[Data entries]
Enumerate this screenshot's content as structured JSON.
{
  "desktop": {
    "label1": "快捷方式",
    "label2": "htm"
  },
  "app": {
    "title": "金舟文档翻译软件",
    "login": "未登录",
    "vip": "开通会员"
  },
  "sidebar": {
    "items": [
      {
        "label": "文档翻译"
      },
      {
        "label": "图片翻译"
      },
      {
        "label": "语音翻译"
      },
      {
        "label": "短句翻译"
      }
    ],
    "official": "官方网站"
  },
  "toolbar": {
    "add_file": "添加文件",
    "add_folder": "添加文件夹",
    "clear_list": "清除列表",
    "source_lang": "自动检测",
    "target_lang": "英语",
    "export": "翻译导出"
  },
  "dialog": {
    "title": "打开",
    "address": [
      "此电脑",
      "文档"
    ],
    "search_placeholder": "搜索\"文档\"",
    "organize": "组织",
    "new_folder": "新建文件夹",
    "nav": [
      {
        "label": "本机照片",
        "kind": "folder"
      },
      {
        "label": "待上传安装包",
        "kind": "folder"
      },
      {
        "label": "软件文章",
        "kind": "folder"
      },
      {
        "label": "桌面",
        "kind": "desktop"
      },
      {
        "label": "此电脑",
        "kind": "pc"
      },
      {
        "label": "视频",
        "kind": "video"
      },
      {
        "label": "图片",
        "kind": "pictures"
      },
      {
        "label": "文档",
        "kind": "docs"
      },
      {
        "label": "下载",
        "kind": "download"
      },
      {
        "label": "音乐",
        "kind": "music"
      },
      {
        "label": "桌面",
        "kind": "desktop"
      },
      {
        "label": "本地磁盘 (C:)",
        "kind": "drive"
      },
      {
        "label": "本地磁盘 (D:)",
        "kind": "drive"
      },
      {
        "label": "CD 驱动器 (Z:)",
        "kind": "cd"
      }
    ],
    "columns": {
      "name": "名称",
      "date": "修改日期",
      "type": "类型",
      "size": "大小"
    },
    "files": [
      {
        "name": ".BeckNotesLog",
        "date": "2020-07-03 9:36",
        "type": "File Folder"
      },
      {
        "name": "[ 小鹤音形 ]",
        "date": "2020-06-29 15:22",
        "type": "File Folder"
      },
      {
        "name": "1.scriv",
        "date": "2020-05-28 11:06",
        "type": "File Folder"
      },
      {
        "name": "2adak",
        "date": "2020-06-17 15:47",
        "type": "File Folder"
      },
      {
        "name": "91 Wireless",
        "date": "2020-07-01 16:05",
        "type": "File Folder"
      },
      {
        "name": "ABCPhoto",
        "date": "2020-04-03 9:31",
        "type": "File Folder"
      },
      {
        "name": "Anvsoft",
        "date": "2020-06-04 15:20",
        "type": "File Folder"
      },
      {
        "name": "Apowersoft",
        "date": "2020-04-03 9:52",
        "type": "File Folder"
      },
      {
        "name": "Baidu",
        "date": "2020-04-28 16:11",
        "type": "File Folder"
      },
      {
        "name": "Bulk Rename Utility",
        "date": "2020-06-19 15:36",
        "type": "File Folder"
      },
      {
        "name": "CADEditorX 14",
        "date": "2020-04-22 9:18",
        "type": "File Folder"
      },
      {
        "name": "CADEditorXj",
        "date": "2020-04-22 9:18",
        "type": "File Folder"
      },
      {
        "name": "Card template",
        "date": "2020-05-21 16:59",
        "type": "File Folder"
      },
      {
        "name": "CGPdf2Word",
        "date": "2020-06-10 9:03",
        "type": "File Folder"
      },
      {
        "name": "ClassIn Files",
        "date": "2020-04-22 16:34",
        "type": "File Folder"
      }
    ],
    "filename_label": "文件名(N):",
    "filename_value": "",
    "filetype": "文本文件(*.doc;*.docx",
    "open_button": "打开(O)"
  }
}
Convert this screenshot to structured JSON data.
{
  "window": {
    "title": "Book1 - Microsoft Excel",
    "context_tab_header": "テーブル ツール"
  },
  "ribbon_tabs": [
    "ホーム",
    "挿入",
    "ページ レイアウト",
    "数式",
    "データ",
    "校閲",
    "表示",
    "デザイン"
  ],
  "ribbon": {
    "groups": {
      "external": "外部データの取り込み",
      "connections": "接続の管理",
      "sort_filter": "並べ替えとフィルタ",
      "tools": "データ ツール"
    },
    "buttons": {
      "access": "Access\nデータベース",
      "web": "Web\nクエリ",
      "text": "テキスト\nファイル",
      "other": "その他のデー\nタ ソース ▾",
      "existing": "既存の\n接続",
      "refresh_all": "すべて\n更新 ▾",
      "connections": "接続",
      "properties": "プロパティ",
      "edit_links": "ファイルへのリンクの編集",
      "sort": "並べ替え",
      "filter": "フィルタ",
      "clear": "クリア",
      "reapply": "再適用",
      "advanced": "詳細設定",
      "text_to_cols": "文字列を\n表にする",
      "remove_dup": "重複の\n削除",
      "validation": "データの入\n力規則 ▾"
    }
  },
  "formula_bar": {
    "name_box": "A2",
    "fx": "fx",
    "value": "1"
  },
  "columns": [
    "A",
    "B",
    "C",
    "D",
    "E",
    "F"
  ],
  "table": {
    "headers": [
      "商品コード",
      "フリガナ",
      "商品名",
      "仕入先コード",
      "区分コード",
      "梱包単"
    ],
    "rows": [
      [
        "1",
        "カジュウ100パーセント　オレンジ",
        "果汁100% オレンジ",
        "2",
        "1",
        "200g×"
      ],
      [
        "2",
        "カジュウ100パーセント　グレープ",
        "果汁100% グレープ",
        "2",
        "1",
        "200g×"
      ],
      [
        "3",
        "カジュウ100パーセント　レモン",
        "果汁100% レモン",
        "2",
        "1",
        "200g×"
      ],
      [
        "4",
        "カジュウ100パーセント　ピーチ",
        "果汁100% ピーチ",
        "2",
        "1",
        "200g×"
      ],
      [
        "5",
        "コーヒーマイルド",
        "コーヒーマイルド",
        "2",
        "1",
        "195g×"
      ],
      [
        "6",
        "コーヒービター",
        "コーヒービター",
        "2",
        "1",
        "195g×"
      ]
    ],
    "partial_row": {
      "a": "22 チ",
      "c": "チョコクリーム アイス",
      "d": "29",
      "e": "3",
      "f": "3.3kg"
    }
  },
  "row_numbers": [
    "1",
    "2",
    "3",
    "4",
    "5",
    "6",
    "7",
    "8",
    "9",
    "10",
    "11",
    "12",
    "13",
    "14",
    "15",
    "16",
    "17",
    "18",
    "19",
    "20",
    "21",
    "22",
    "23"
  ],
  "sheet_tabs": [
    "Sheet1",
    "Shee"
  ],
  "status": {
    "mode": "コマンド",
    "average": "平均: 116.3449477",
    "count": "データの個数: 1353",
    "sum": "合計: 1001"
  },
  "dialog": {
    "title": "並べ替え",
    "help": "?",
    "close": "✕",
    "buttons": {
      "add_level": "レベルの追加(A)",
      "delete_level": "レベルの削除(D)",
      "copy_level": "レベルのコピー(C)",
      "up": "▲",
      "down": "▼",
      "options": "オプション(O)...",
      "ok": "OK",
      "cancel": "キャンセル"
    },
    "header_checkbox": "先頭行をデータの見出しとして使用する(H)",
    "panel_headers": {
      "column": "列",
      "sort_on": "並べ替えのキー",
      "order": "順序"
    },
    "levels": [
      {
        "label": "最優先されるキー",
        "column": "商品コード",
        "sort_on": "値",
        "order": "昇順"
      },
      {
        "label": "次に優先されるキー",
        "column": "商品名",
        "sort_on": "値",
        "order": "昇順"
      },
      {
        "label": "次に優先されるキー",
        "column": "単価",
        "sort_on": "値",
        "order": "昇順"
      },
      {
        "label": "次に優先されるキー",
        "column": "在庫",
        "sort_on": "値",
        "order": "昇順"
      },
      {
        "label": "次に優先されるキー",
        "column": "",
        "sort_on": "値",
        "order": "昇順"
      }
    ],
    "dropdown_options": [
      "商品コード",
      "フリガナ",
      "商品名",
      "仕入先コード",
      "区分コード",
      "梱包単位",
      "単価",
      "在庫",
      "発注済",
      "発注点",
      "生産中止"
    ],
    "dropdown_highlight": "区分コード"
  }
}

Written task: Of the lines in this data, how many contain "structured"? Reply with only the number.

Final result: 2